Items from a data source
#####
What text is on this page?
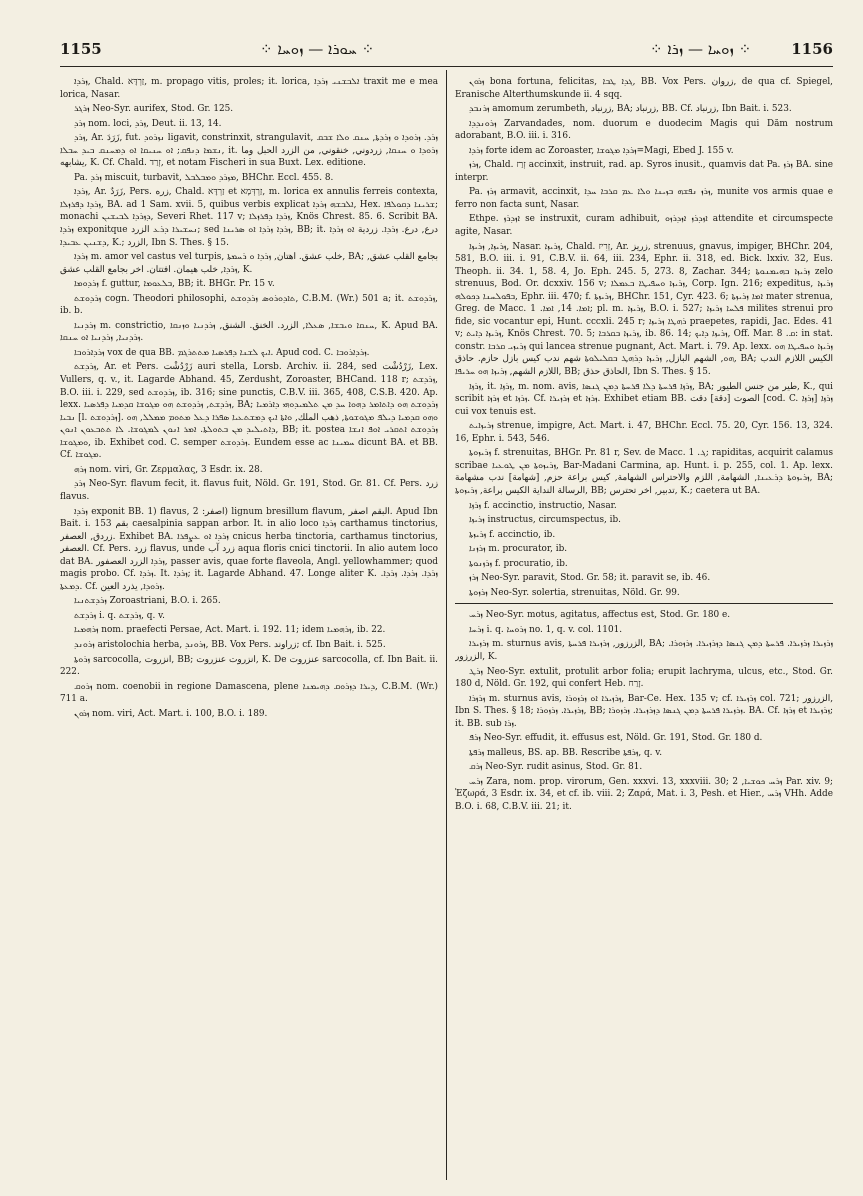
1155	⁘ ܚܘܪܐ — ܙܘܚܐ ⁘	⁘ ܙܘܚܐ — ܙܪܐ ⁘	1156

ܙܪܕܐ, Chald. זַרְדָּא, m. propago vitis, proles; it. lorica, ܐܠܒܫܢܝ ܙܪܕܐ traxit me e mea lorica, Nasar.

ܙܪܓܪ Neo-Syr. aurifex, Stod. Gr. 125.

ܙܪܕ nom. loci, ܙܪܕ, Deut. ii. 13, 14.

ܙܪܕ, Ar. زَرَدَ, fut. ܢܙܪܘܕ ligavit, constrinxit, strangulavit, ܙܪܕ. ܙܪܘܕܐ ܘ ܙܪܕܬܐ, ܚܢܩ ܘܠܐ ܫܒܩ ܢܫܡܐ ܕܢܦܩ; ܐܘ ܚܢܝܩܐ ܐܘ ܕܡܚܢܩ ܒܝܕ ܚܒܠܐ, it. ܙܪܘܕܐ ܘ ܚܢܩܐ, زردوني, خنقوني, من الزرد الحبل وما يشابهه, K. Cf. Chald. זְרַד, et notam Fischeri in sua Buxt. Lex. editione.

Pa. ܙܪܕ miscuit, turbavit, ܡܙܪܕ ܘܡܒܠܒܠ, BHChr. Eccl. 455. 8.

ܙܪܕܐ, Ar. زَرَدٌ, Pers. زره, Chald. זַרְדָּא et זַרְדְּמָא, m. lorica ex annulis ferreis contexta, ܙܪܕܐ ܕܦܪܙܠܐ, BA. ad 1 Sam. xvii. 5, quibus verbis explicat ܐܠܒܫܗ ܙܪܕܐ, Hex. ܫܪܝܢܐ ܕܩܘܠܦܐ; monachi ܕܙܪܕܐ ܠܒܝܫܝܢ, Severi Rhet. 117 v; ܙܪܕܐ ܕܦܪܙܠܐ, Knös Chrest. 85. 6. Scribit BA. ܙܪܕܐ exponitque ܢܚܫܝܪܐ ܕܪܥ الزرد; sed ܙܪܕܐ ܙܪܕܐ ܐܘ ܣܪܝܢܐ, BB; it. درع, درع. ܙܪܕܐ. زردية ܐܘ ܙܪܕܐ ܕܫܢܝܢ ܥܒܝܕܐ, K.; الزرد, Ibn S. Thes. § 15.

ܙܪܕܐ m. amor vel castus vel turpis, خلب عشق. اهتان, ܙܪܕܐ ܘ ܪܚܡܬܐ, BA; بجامع القلب عشق, ܙܪܕܐ, خلب هيمان. افتتان. اخر بجامع القلب عشق, K.

ܙܪܕܘܡܐ f. guttur, ܒܠܥܘܡܐ, BB; it. BHGr. Pr. 15 v.

ܙܪܕܘܫܬ cogn. Theodori philosophi, ܬܐܕܘܪܘܣ ܙܪܕܘܫܬ, C.B.M. (Wr.) 501 a; it. ܙܪܕܘܫܬ, ib. b.

ܙܪܕܢܝܐ m. constrictio, ܚܢܩܐ ܘܝܒܫܐ, ܣܥܠܐ, الزرد. الخنق. الشنق, ܙܪܕܢܝܐ ܘܙܢܩܐ, K. Apud BA. ܙܪܕܢܝܐ, ܙܪܕܢܝܐ ܐܘ ܚܢܩܐ.

ܙܪܕܐܪܘܒܐ vox de qua BB. ܐܝܟ ܠܫܢܐ ܕܦܪܣܝܐ ܡܬܬܪܓܡ. Apud cod. C. ܙܪܕܐܪܘܒܐ.

ܙܪܕܫܬ, Ar. et Pers. زَرْدُشْت auri stella, Lorsb. Archiv. ii. 284, sed زَرْدُشْت, Lex. Vullers, q. v., it. Lagarde Abhand. 45, Zerdusht, Zoroaster, BHCand. 118 r; ܙܪܕܫܬ, B.O. iii. i. 229, sed ܙܪܕܘܫܬ, ib. 316; sine punctis, C.B.V. iii. 365, 408, C.S.B. 420. Ap. lexx. ܙܪܕܫܬ, ܙܪܕܘܫܬ ܗܘ ܡܓܘܫܐ ܩܕܡܝܐ ܕܦܪܣܝܐ, BA; ܙܪܕܘܫܬ ܗܘ ܕܐܬܐܡܪ ܕܗܘܐ ܚܕ ܡܢ ܬܠܡܝܕܘܗܝ ܕܐܪܡܝܐ ܢܒܝܐ [l. ܙܪܕܘܫܬ]. ܘܗܘ ܩܕܡܝܐ ܕܝܠܦ ܡܓܘܫܘܬܐ, ذهب الملك, ܘܐܬܐ ܐܝܟ ܕܡܫܬܥܝܐ ܣܦܪܐ ܕܥܠ ܡܬܘܡ ܡܡܠܠ, ܗܘ ܕܐܬܝܠܝܕ ܡܢ ܒܬܘܠܬܐ. ܐܡܪ ܐܢܘܢ ܠܡܓܘܫܐ. ܠܐ ܬܬܒܥܘܢ ܐܢܘܢ, BB; it. postea ܙܪܕܘܫܬ ܐܬܩܪܝ ܐܘܦ ܐܢܫܐ ܘܡܓܘܫܐ, ib. Exhibet cod. C. semper ܙܪܕܘܫܬ. Eundem esse ac ܚܡܝܢܐ dicunt BA. et BB. Cf. ܡܓܘܫܐ.

ܙܪܗ nom. viri, Gr. Ζερμαλας, 3 Esdr. ix. 28.

ܙܪܕ Neo-Syr. flavum fecit, it. flavus fuit, Nöld. Gr. 191, Stod. Gr. 81. Cf. Pers. زرد flavus.

ܙܪܕܐ exponit BB. 1) flavus, اصفر: 2) lignum bresillum flavum, البقم اصفر. Apud Ibn Bait. i. 153 بقم caesalpinia sappan arbor. It. in alio loco ܙܪܕܐ carthamus tinctorius, زردق, العصفر. Exhibet BA. ܙܪܕܐ ܐܘ ܥܨܦܪܐ cnicus herba tinctoria, carthamus tinctorius, العصفر. Cf. Pers. زرد flavus, unde زرد آب aqua floris cnici tinctorii. In alio autem loco dat BA. ܙܪܕܐ الزرد العصفور, passer avis, quae forte flaveola, Angl. yellowhammer; quod magis probo. Cf. ܙܪܕܐ. It. ܙܪܕܐ; it. Lagarde Abhand. 47. Longe aliter K. ܙܪܕܐ. ܙܪܕܐ. ܙܪܕܐ. ܕܡܥܬܐ. Cf. ܙܪܘܕܐ, يذرد العين.

ܙܪܕܫܬܢܝܐ Zoroastriani, B.O. i. 265.

ܙܪܕܫܬ i. q. ܙܪܕܫܬ, q. v.

ܙܪܗܡܝܐ nom. praefecti Persae, Act. Mart. i. 192. 11; idem ܙܪܗܡܝܐ, ib. 22.

ܙܪܘܢܕ aristolochia herba, ܙܪܘܢܕ, BB. Vox Pers. زراوند; cf. Ibn Bait. i. 525.

ܙܪܘܬܐ sarcocolla, انزروت, BB; انزروت عنزروت, K. De عنزروت sarcocolla, cf. Ibn Bait. ii. 222.

ܙܪܘܩ nom. coenobii in regione Damascena, plene ܕܝܪܐ ܕܙܪܘܩ ܕܗܝܡܢܐ, C.B.M. (Wr.) 711 a.

ܙܪܘܢ nom. viri, Act. Mart. i. 100, B.O. i. 189.

ܙܪܘܢ bona fortuna, felicitas, ܓܕܐ ܛܒܐ, BB. Vox Pers. زروان, de qua cf. Spiegel, Eranische Alterthumskunde ii. 4 sqq.

ܙܪܢܒܕ amomum zerumbeth, زرنباد, BA; زرنباد, BB. Cf. زرنباد, Ibn Bait. i. 523.

ܙܪܘܢܕܕܐ Zarvandades, nom. duorum e duodecim Magis qui Dăm nostrum adorabant, B.O. iii. i. 316.

ܙܪܕܐ forte idem ac Zoroaster, ܙܪܕܐ ܡܓܘܫܐ=Magi, Ebed J. 155 v.

ܙܪܙ, Chald. זְרַז accinxit, instruit, rad. ap. Syros inusit., quamvis dat Pa. ܙܪܙ BA. sine interpr.

Pa. ܙܪܙ armavit, accinxit, ܙܪܙ ܢܦܫܗ ܒܙܝܢܐ ܘܠܐ ܥܡ ܩܪܒܐ ܚܕܐ, munite vos armis quae e ferro non facta sunt, Nasar.

Ethpe. ܐܙܕܪܙ se instruxit, curam adhibuit, ܐܙܕܪܙ ܐܙܕܪܙܘ attendite et circumspecte agite, Nasar.

ܙܪܝܙܐ, ܙܪܝܙܐ, Nasar. ܙܪܝܙܐ, Chald. זְרִיז, Ar. زريز, strenuus, gnavus, impiger, BHChr. 204, 581, B.O. iii. i. 91, C.B.V. ii. 64, iii. 234, Ephr. ii. 318, ed. Bick. lxxiv. 32, Eus. Theoph. ii. 34. 1, 58. 4, Jo. Eph. 245. 5, 273. 8, Zachar. 344; ܙܪܝܙܐ ܒܗܝܡܢܘܬܐ zelo strenuus, Bod. Or. dcxxiv. 156 v; ܙܪܝܙܐ ܘܚܦܝܛܐ ܒܥܡܠܐ, Corp. Ign. 216; expeditus, ܙܪܝܙܐ ܒܦܘܠܚܢܐ ܕܟܘܠܗ, Ephr. iii. 470; f. ܙܪܝܙܬܐ, BHChr. 151, Cyr. 423. 6; ܐܡܐ ܙܪܝܙܬܐ mater strenua, Greg. de Macc. ܐܡܐ. 14, ܐܡܐ. 1; pl. m. ܙܪܝܙܐ, B.O. i. 527; ܦܠܚܐ ܙܪܝܙܐ milites strenui pro fide, sic vocantur epi, Hunt. cccxli. 245 r; ܪܗܛܐ ܙܪܝܙܐ praepetes, rapidi, Jac. Edes. 41 v; ܙܪܝܙܐ ܕܐܝܬ, Knös Chrest. 70. 5; ܙܪܝܙܐ ܒܩܪܒܐ, ib. 86. 14; ܙܪܝܙܐ ܕܐܝܟ, Off. Mar. ܩ. 8: in stat. constr. ܙܪܝܙܝ ܩܪܒܐ qui lancea strenue pugnant, Act. Mart. i. 79. Ap. lexx. ܙܪܝܙܐ ܘܚܦܝܛܐ ܗܘ ܗܘ, الشهم البازل, ܙܪܝܙܐ ܕܪܗܛ ܒܩܠܝܠܘܬܐ شهم ندب كيس بازل حازم. حاذق, BA; الكيس اللازم الندب اللازم الشهم, ܙܪܝܙܐ ܗܘ ܚܪܝܦܐ, BB; الحاذق حذق, Ibn S. Thes. § 15.

ܙܪܙܐ, it. ܙܪܙܐ, m. nom. avis, ܙܪܙܐ ܦܪܚܬܐ ܕܠܐ ܦܪܚܬܐ ܕܡܢ ܓܢܣܐ, BA; طير من جنس الطيور, K., qui scribit ܙܪܙܐ et ܙܪܙܐ. Cf. ܙܪܙܝܪܐ et ܙܪܙܐ. Exhibet etiam BB. الصوت [دقة] دقت [cod. C. ܙܪܙܐ] ܙܪܙܐ cui vox tenuis est.

ܙܪܝܙܐܝܬ strenue, impigre, Act. Mart. i. 47, BHChr. Eccl. 75. 20, Cyr. 156. 13, 324. 16, Ephr. i. 543, 546.

ܙܪܝܙܘܬܐ f. strenuitas, BHGr. Pr. 81 r, Sev. de Macc. ܓ. 1; rapiditas, acquirit calamus scribae ܙܪܝܙܘܬܐ ܡܢ ܛܘܥܝܐ, Bar-Madani Carmina, ap. Hunt. i. p. 255, col. 1. Ap. lexx. ܙܪܝܙܘܬܐ ܕܪܥܝܢܐ, الشهامة, اللزم والاحتراس الشهامة, كيس براعة حزم, [شهامة] ندب مشهامة, BA; الرسالة النداية الكيس براعة, ܙܪܝܙܘܬܐ, BB; تدبير, اخر تحترس, K.; caetera ut BA.

ܙܪܙܐ f. accinctio, instructio, Nasar.

ܙܪܝܙܐ instructus, circumspectus, ib.

ܙܪܝܙܬܐ f. accinctio, ib.

ܙܪܙܢܐ m. procurator, ib.

ܙܪܙܢܘܬܐ f. procuratio, ib.

ܙܪܙ Neo-Syr. paravit, Stod. Gr. 58; it. paravit se, ib. 46.

ܙܪܙܘܬܐ Neo-Syr. solertia, strenuitas, Nöld. Gr. 99.

ܙܪܚ Neo-Syr. motus, agitatus, affectus est, Stod. Gr. 180 e.

ܙܪܚܐ i. q. ܙܪܘܚܐ no. 1, q. v. col. 1101.

ܙܪܙܝܪܐ m. sturnus avis, الزرزور, ܙܪܙܝܪܐ ܦܪܚܬܐ, BA; ܙܪܙܝܪܐ ܙܪܙܝܪܐ. ܦܪܚܬܐ ܕܡܢ ܓܢܣܐ ܕܙܪܙܝܪܐ. ܙܪܙܘܪܐ. الزرزور, K.

ܙܪܛ Neo-Syr. extulit, protulit arbor folia; erupit lachryma, ulcus, etc., Stod. Gr. 180 d, Nöld. Gr. 192, qui confert Heb. זָרַח.

ܙܪܙܪܐ m. sturnus avis, ܙܪܙܝܪܐ ܐܘ ܙܪܙܘܪܐ, Bar-Ce. Hex. 135 v; cf. ܙܪܙܝܪܐ col. 721; الزرزور, Ibn S. Thes. § 18; ܙܪܙܝܪܐ. ܙܪܙܘܪܐ, BB; ܙܪܙܝܪܐ ܦܪܚܬܐ ܕܡܢ ܓܢܣܐ ܕܙܪܙܝܪܐ. ܙܪܙܘܪܐ. BA. Cf. ܙܪܙܐ et ܙܪܙܝܪܐ; it. BB. sub ܙܪܐ.

ܙܪܦ Neo-Syr. effudit, it. effusus est, Nöld. Gr. 191, Stod. Gr. 180 d.

ܙܪܦܬܐ malleus, BS. ap. BB. Rescribe ܙܪܦܬܐ, q. v.

ܙܪܩ Neo-Syr. rudit asinus, Stod. Gr. 81.

ܙܪܚ Zara, nom. prop. virorum, Gen. xxxvi. 13, xxxviii. 30; ܙܪܚ ܟܘܫܝܐ, 2 Par. xiv. 9; Ἐζωρά, 3 Esdr. ix. 34, et cf. ib. viii. 2; Ζαρά, Mat. i. 3, Pesh. et Hier., ܙܪܚ VHh. Adde B.O. i. 68, C.B.V. iii. 21; it.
#####
**WORK TO COMPLETE**. Count every line in the data where the string "Zoroaster" occurs. Give nothing except the number.

**COMPLETE RESPONSE**. 2